- _INSTRUKSI_
Tuliskan kembali bagian artikel tentang Kepala BIN yang dibuka dengan kata-kata yang memuat "Harus dikatakan bahwa" dan ditutup dengan "rezim yang lalu?".

- _KUTIPAN TEKS_
--------

Lihat ke Halaman Asli

Kepala BIN Harus Intelijen Berorientasi Maritim dan Punya Jaringan Internasional

Diperbarui: 17 Juni 2015   10:22

Kompasiana adalah platform blog. Konten ini menjadi tanggung jawab bloger dan tidak mewakili pandangan redaksi Kompas.

Politik. Sumber ilustrasi: FREEPIK/Freepik

Badan Intelijen Negara harus dikepalai oleh seorang intelijen karier yang memiliki orientasi maritim dan mempunyai jaringan internasional yang cukup baik. Hal tersebut menjadi keharusan dikarenakan intelijen Indonesia kedepan harus mampu mengamankan visi poros maritim pemerintahan Jokowi-JK. Terkait pentingnya jaringan internasional, itu dikarenakan alasan bahwa dalam mengamankan kepentingan nasional, intelijen Indonesia harus mampu memetakan kekuatan intelijen asing dan juga harus memiliki kecakapan dalam mengkomunikasikan kepentingan tersebut kepada negara lain. Demikian disampaikan oleh IRWAN SUHANTO, pengamat politik dan intelijen, Anggota Dewan Pendiri LEMBAGA KAJIAN STRATEGIS NASIONAL sekaligus Anggota Dewan Pakar Indonesia Movement Strategic and Analysis Center. Ditemui di Semarang dalam wawancara bersama IMOSAC, Irwan juga menyatakan bahwa sudah saatnya intelijen Indonesia merubah orientasi gerakannya dari pengamanan internal semata tetapi lemah apabila berhadapan dengan kepentingan asing. Berikut petikan wawancara tersebut;

IMOSAC :

Presiden Jokowi telah mengumukan kabinetnya, kenapa hingga hari ini belum juga ada tanda-tanda Kepala Badan Intelijen Negara (BIN) diumumkan?

Irwan :

Harus dikatakan bahwa ini diluar kelaziman, karena biasanya seorang presiden terpilih langsung mengumumkan Kepala BIN baru bersamaan dengan kabinetnya. Tetapi itu tidak berarti presiden melanggar ketentuan karena memang tidak ada keharusan kabinet diumumkan bersamaan dengan Kepala BIN yang baru. Ini hanya masalah kebiasaan saja. Saya melihat bahwa presiden memiliki beberapa pertimbangan sehingga tidak segera mengganti Kepala BIN. Anda dan banyak orang tahu, bahwa posisi Kepala BIN adalah posisi penting, bukan hanya bagi presiden secara pribadi tetapi juga bagi kepentingan nasional. Maka dari itu, pertimbangan matang tentang siapa Kepala BIN yang cocok bagi pemerintahan saat ini haruslah ditentukan dengan sangat terukur.

IMOSAC :

Apakah dengan tidak segera mengganti Kepala BIN, kepentingan pemerintahan saat ini tidak dalam resiko, mengingat Kepala BIN saat ini adalah produk rezim yang lalu?

--------

Catatan kotak elemen:
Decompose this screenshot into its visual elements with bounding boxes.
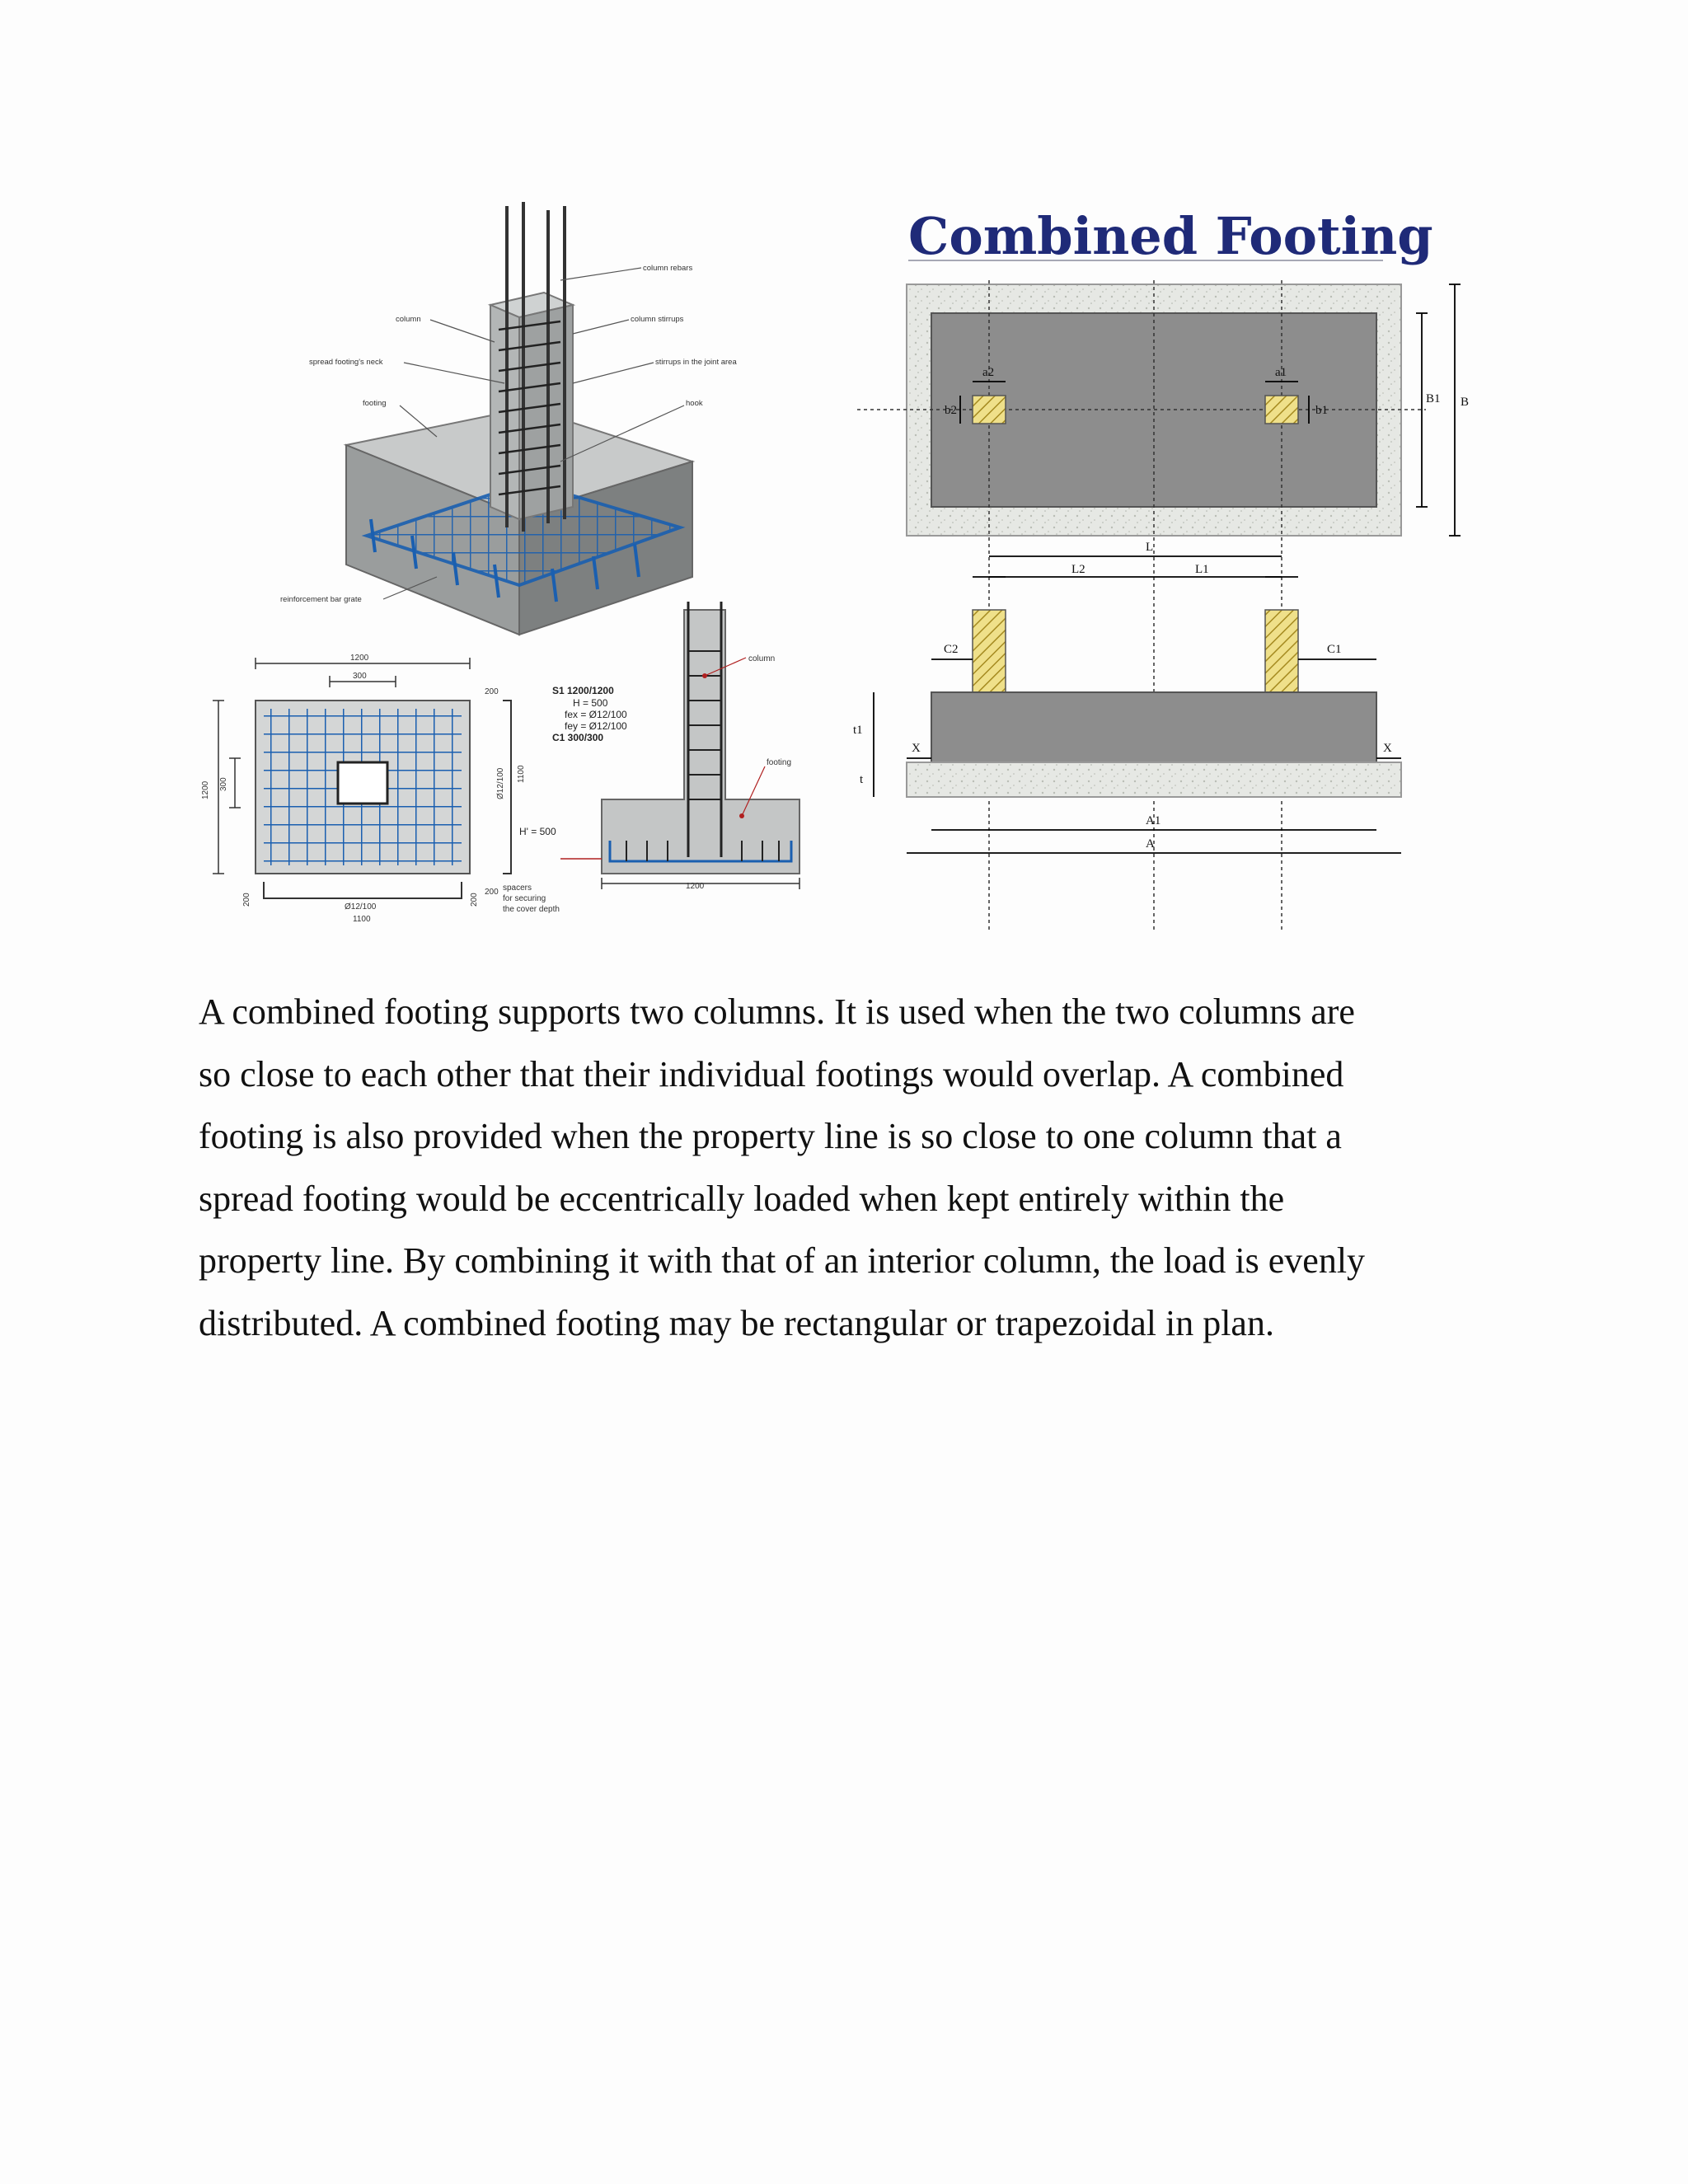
paragraph-line: A combined footing supports two columns. It is used when the two columns are	[199, 991, 1355, 1032]
label-column: column	[396, 315, 421, 324]
plan-dim-1200: 1200	[350, 654, 369, 663]
label-stirrups-joint: stirrups in the joint area	[655, 358, 737, 367]
section-label-footing: footing	[767, 758, 792, 767]
dim-A: A	[1146, 837, 1155, 851]
plan-dim-200-right: 200	[470, 893, 479, 907]
dim-B: B	[1461, 396, 1470, 409]
spacers-line-1: spacers	[503, 883, 532, 893]
label-spread-neck: spread footing's neck	[309, 358, 383, 367]
plan-view-drawing	[201, 654, 479, 924]
dim-t: t	[860, 773, 864, 786]
paragraph-line: footing is also provided when the property line is so close to one column that a	[199, 1116, 1342, 1156]
section-side-rebar: Ø12/100	[496, 767, 505, 799]
dim-b1: b1	[1315, 404, 1328, 417]
dim-B1: B1	[1426, 392, 1441, 405]
plan-dim-300: 300	[353, 672, 367, 681]
dim-t1: t1	[853, 724, 863, 737]
plan-dim-1100: 1100	[353, 915, 371, 924]
spec-line-3: fex = Ø12/100	[565, 709, 627, 720]
isometric-footing-drawing	[280, 202, 737, 635]
label-footing: footing	[363, 399, 387, 408]
spacers-line-2: for securing	[503, 894, 546, 903]
dim-a2: a2	[982, 366, 995, 379]
label-column-rebars: column rebars	[643, 264, 693, 273]
section-view-drawing	[485, 602, 799, 914]
section-dim-1100: 1100	[517, 765, 526, 783]
dim-L2: L2	[1071, 563, 1085, 576]
combined-footing-figure	[198, 190, 1470, 948]
dim-C1: C1	[1327, 643, 1342, 656]
section-h-prime: H' = 500	[519, 826, 556, 837]
figure-title: Combined Footing	[908, 206, 1433, 266]
body-paragraph	[199, 981, 1484, 1354]
paragraph-line: distributed. A combined footing may be rectangular or trapezoidal in plan.	[199, 1302, 1274, 1343]
spec-line-1: S1 1200/1200	[552, 685, 614, 696]
paragraph-line: so close to each other that their individual footings would overlap. A combined	[199, 1053, 1344, 1094]
plan-bottom-rebar: Ø12/100	[345, 902, 377, 912]
dim-X-left: X	[912, 742, 921, 755]
dim-L: L	[1146, 541, 1154, 554]
spacers-line-3: the cover depth	[503, 905, 560, 914]
dim-L1: L1	[1195, 563, 1209, 576]
paragraph-line: property line. By combining it with that of an interior column, the load is evenly	[199, 1240, 1366, 1281]
dim-A1: A1	[1146, 814, 1161, 827]
spec-line-2: H = 500	[573, 697, 608, 709]
dim-a1: a1	[1275, 366, 1287, 379]
section-dim-200-top: 200	[485, 687, 499, 696]
label-hook: hook	[686, 399, 703, 408]
spec-line-5: C1 300/300	[552, 732, 604, 743]
paragraph-line: spread footing would be eccentrically loaded when kept entirely within the	[199, 1178, 1285, 1219]
label-reinforcement-grate: reinforcement bar grate	[280, 595, 362, 604]
dim-b2: b2	[945, 404, 957, 417]
spec-line-4: fey = Ø12/100	[565, 720, 627, 732]
section-dim-1200: 1200	[686, 882, 705, 891]
figure-svg	[198, 190, 1470, 948]
plan-dim-200-left: 200	[242, 893, 251, 907]
plan-dim-1200-vertical: 1200	[201, 780, 210, 799]
section-dim-200-bottom: 200	[485, 888, 499, 897]
dim-X-right: X	[1383, 742, 1392, 755]
section-label-column: column	[748, 654, 776, 663]
plan-dim-300-vertical: 300	[219, 777, 228, 791]
label-column-stirrups: column stirrups	[631, 315, 684, 324]
dim-C2: C2	[944, 643, 959, 656]
combined-footing-diagram	[853, 206, 1469, 931]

--------

- _JAWABAN TERTULIS_
Harus dikatakan bahwa ini diluar kelaziman, karena biasanya seorang presiden terpilih langsung mengumumkan Kepala BIN baru bersamaan dengan kabinetnya. Tetapi itu tidak berarti presiden melanggar ketentuan karena memang tidak ada keharusan kabinet diumumkan bersamaan dengan Kepala BIN yang baru. Ini hanya masalah kebiasaan saja. Saya melihat bahwa presiden memiliki beberapa pertimbangan sehingga tidak segera mengganti Kepala BIN. Anda dan banyak orang tahu, bahwa posisi Kepala BIN adalah posisi penting, bukan hanya bagi presiden secara pribadi tetapi juga bagi kepentingan nasional. Maka dari itu, pertimbangan matang tentang siapa Kepala BIN yang cocok bagi pemerintahan saat ini haruslah ditentukan dengan sangat terukur.

IMOSAC :

Apakah dengan tidak segera mengganti Kepala BIN, kepentingan pemerintahan saat ini tidak dalam resiko, mengingat Kepala BIN saat ini adalah produk rezim yang lalu?